SELECTED EXTRACT:
This is something tell my self daily (as the idiot exhales the end of his cigaret as he enters the gas station to buy more cigarets).
 
A friend of mine works at a bank. His coworker, the daughter of 2 bosses above him, did not know the difference between a million and a billion.

Is she English? An American million is a British billion. Not sure what they call an American billion, but it isn't a trillion. :drunk:
 
True story. Picked up my favorite brand and got in line. Come up to the counter and this simply stunning early twenty something rings me up. She sees the box and beckons me closer. I lean forward. She does again. I lean forward more. She whispers in my ear. "this week these are on special, buy one get another at half off".

Did you make it clear that you couldn't possibly use 2 boxes before they expired and would only get the second of she was willing to assist you in using the other box. :rockin:
 
True story. Picked up my favorite brand and got in line. Come up to the counter and this simply stunning early twenty something rings me up. She sees the box and beckons me closer. I lean forward. She does again. I lean forward more. She whispers in my ear. "this week these are on special, buy one get another at half off".

I bought them buzzed once. Went something like this.

Walk up to the line, cute chick behind counter.

SET PROBLEM A: In the forum thread, write down the part starting with "This is something" and going on through "and a billion.".
SET PROBLEM B: In the forum thread, why does the reply suggest taking the second box only if the cashier helps use it? Explain in one to three sentences.
SET PROBLEM C: Extend the forum thread about buying at the gas station, picking up after its final line.

Stored data entries
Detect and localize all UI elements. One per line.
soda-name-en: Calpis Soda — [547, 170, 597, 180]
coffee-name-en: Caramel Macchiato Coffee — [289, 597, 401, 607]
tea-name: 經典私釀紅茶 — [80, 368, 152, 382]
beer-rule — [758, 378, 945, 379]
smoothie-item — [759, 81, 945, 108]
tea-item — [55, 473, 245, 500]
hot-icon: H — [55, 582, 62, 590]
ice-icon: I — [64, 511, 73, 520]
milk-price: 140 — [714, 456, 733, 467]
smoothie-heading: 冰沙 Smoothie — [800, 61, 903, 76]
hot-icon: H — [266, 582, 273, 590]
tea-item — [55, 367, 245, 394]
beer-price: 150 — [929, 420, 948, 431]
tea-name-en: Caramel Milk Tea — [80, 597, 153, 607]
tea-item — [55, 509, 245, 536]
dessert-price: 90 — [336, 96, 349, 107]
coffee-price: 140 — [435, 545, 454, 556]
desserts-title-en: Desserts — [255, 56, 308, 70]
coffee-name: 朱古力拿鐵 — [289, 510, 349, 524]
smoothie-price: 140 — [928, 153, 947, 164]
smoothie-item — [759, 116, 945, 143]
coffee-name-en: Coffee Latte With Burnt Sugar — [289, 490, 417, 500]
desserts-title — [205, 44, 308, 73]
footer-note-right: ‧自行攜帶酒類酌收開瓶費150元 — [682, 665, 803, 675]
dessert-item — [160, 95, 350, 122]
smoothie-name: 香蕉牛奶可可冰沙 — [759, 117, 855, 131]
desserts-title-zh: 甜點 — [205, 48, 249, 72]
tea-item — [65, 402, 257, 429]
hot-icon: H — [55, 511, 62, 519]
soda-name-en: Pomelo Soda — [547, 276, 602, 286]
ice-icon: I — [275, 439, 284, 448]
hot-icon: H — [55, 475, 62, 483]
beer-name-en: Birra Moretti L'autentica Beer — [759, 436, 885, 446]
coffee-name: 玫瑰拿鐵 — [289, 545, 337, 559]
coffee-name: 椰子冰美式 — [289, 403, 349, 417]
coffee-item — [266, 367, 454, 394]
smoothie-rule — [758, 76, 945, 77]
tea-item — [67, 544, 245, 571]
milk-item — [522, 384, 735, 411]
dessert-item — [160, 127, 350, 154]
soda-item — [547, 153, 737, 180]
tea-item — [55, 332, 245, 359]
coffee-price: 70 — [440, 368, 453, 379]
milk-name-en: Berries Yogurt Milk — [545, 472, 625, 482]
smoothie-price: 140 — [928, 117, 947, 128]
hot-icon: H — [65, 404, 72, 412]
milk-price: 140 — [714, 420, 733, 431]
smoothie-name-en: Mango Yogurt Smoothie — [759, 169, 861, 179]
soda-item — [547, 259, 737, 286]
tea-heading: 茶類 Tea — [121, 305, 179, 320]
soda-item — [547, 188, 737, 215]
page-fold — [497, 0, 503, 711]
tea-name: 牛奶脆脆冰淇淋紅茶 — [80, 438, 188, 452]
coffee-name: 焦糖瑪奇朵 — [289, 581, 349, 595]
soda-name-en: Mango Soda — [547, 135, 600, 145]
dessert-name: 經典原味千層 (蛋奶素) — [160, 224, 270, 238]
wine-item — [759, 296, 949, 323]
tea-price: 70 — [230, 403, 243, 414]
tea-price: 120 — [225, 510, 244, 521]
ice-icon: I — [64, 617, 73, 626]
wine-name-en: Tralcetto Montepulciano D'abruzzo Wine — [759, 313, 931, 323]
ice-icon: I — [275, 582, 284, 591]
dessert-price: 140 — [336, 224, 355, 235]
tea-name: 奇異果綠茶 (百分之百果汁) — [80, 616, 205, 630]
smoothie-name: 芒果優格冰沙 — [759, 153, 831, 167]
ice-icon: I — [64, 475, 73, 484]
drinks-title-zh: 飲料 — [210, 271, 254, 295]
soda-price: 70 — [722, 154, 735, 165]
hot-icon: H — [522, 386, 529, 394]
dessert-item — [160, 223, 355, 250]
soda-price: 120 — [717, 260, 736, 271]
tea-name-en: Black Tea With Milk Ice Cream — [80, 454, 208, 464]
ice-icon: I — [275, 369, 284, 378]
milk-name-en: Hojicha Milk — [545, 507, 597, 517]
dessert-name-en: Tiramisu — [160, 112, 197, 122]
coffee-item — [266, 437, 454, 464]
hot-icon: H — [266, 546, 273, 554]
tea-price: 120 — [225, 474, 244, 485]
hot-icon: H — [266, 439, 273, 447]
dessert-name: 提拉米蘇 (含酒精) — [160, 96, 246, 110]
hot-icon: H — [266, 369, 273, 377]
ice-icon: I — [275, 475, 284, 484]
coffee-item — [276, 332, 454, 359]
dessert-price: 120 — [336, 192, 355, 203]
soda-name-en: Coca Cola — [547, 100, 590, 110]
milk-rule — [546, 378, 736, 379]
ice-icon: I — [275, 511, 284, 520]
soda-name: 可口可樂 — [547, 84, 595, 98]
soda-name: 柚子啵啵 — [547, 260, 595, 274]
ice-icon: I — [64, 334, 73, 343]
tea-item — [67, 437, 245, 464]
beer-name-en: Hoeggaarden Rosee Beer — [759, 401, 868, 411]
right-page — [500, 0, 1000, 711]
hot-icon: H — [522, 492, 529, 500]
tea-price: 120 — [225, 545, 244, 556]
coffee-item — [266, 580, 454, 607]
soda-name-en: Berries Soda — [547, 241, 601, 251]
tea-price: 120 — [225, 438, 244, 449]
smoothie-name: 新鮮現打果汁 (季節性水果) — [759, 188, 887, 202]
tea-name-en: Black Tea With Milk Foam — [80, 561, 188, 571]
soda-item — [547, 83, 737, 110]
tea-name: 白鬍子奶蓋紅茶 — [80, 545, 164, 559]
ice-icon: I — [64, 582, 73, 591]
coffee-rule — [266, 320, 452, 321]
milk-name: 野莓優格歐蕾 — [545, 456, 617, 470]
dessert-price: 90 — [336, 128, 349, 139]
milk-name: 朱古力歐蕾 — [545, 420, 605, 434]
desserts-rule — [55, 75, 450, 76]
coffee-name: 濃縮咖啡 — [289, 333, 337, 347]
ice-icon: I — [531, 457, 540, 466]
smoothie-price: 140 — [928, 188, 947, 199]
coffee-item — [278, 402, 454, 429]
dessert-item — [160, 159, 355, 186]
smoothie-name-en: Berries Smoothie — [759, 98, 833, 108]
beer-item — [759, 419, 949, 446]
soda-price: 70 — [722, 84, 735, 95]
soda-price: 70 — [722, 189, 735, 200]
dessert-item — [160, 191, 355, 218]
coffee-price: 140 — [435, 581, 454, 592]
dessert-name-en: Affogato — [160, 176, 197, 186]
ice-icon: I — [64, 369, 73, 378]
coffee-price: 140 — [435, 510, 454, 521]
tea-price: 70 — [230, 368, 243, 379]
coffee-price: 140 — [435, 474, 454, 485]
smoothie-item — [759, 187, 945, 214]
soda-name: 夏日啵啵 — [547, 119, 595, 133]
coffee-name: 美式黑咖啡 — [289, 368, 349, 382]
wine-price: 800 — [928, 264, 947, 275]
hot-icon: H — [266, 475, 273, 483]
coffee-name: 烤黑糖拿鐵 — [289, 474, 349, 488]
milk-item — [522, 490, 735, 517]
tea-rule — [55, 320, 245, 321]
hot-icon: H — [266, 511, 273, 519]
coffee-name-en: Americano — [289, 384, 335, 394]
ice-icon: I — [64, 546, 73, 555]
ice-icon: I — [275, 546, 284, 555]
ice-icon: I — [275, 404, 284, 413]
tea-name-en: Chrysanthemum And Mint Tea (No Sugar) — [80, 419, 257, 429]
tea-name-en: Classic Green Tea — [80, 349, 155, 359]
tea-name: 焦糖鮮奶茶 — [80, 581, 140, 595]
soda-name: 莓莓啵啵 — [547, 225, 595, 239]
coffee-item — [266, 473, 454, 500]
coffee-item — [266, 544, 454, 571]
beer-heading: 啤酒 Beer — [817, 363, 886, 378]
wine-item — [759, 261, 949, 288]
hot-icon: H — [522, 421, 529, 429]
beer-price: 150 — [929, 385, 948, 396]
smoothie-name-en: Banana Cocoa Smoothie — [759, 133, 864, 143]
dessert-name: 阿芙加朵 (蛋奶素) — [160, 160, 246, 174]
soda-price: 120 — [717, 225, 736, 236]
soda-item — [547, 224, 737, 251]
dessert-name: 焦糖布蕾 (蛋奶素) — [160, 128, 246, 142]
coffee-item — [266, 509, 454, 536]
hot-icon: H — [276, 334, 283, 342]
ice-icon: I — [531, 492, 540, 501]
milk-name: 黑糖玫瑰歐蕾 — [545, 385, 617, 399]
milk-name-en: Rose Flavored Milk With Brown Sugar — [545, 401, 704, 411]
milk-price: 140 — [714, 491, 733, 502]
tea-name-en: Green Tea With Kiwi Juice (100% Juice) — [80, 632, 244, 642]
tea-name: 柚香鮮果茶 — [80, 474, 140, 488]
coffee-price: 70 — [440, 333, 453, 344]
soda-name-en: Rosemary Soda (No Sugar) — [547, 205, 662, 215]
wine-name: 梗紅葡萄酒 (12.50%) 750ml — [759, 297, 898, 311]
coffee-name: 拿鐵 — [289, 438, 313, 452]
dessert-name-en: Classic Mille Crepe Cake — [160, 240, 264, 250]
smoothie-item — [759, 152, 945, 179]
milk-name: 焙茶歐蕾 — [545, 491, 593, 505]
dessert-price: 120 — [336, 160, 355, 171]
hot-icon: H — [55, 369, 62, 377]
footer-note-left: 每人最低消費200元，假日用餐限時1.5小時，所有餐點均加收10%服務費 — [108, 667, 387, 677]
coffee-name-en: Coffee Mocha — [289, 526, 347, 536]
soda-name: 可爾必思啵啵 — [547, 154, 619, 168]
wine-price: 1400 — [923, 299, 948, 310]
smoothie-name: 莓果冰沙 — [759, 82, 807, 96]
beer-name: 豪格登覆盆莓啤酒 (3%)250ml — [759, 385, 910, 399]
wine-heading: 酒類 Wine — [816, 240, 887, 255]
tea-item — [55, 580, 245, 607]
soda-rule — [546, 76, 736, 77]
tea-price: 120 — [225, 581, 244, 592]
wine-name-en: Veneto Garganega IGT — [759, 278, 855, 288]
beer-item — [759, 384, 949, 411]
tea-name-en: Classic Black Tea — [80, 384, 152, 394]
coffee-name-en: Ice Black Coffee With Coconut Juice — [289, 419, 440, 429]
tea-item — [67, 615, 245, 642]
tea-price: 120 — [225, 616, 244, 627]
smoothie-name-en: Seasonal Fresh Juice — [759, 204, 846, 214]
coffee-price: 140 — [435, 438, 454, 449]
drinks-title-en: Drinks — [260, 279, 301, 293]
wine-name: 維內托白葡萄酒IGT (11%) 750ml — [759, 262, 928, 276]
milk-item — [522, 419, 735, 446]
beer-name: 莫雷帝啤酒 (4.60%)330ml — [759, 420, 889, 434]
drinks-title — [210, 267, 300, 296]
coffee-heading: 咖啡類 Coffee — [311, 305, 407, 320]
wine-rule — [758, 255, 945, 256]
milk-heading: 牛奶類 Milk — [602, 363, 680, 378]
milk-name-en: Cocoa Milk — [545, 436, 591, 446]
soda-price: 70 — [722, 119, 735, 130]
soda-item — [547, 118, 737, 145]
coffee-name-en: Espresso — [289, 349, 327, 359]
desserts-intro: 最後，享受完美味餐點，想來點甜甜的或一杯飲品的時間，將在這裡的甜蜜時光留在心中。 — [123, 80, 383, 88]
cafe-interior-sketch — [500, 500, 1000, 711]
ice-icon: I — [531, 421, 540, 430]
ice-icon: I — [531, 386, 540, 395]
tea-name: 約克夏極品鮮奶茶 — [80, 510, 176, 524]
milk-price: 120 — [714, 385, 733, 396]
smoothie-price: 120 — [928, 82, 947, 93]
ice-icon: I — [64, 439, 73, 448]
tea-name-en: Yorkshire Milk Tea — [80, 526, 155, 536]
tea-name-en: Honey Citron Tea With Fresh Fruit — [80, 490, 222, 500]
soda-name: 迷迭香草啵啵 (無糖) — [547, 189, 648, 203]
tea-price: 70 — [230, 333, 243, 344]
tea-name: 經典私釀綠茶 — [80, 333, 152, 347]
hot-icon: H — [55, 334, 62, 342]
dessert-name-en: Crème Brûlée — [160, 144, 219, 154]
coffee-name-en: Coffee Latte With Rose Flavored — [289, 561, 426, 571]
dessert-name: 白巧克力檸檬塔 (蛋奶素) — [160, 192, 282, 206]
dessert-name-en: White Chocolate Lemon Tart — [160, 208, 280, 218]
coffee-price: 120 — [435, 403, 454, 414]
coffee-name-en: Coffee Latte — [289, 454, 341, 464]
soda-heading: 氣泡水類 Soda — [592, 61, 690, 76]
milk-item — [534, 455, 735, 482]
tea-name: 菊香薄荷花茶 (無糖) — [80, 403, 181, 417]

EXERCISE RESPONSE A:
This is something tell my self daily (as the idiot exhales the end of his cigaret as he enters the gas station to buy more cigarets).
 
A friend of mine works at a bank. His coworker, the daughter of 2 bosses above him, did not know the difference between a million and a billion.

EXERCISE RESPONSE B: The reply says he couldn't possibly use two boxes before they expired. So he would only get the second box if she was willing to help him use it.

EXERCISE RESPONSE C:
Me: Hello.
Her: just looks at me.
Me: how's your night going.
Her: Fine.
Me: So, you ever use this kind?
Her: No.
Me: Really? Do you prefer ribbed or smooth?
Her: Grinning while giving me the stink eye.
Me: I'll let you know how she likes them. Good night.

Fun experience. Kinda felt like a creep after I sobered up though.
 
Is she English? An American million is a British billion. Not sure what they call an American billion, but it isn't a trillion. :drunk:

True story. My fiance has her Master's degree and a bunch of certs and what not. We were talking one night and I said that a house we like is a quarter million. She said no it's 250,000.... I just sighed and kept on going.
 
I bought them buzzed once. Went something like this.

Walk up to the line, cute chick behind counter.

Me: Hello.
Her: just looks at me.
Me: how's your night going.
Her: Fine.
Me: So, you ever use this kind?
Her: No.
Me: Really? Do you prefer ribbed or smooth?
Her: Grinning while giving me the stink eye.
Me: I'll let you know how she likes them. Good night.

Fun experience. Kinda felt like a creep after I sobered up though.

Bought a case of beer, a box, and a philly cigar once. Girl behind the counter says "well, your night is shaping up a lot better than mine is."

Why do I never have a funny retort in real life?
 
Time for today's rant.

This time I did not even have to leave the house to encounter stupidity.

Buyer calls me about an ad that I had on craigslist "yeah, I want to look at your weed eater that you have for sale, whats your address"

me: I only give my address out to those who are ready to come take a look at it. When did you plan on coming over to check it out.

Craigslist a$$hole: I can be to Cary in less than 10 mins, leaving now.

Me: Ok my address is.... See you in 10.

That was 2 hours ago. Now this punk A55 is going to show up at my house 9pm tonight with some lame excuse as to why it took 6 hours longer than expected.

Just called the buyer back. He said that he will be there in 10 mins. I was like this is what you said 2 hours ago.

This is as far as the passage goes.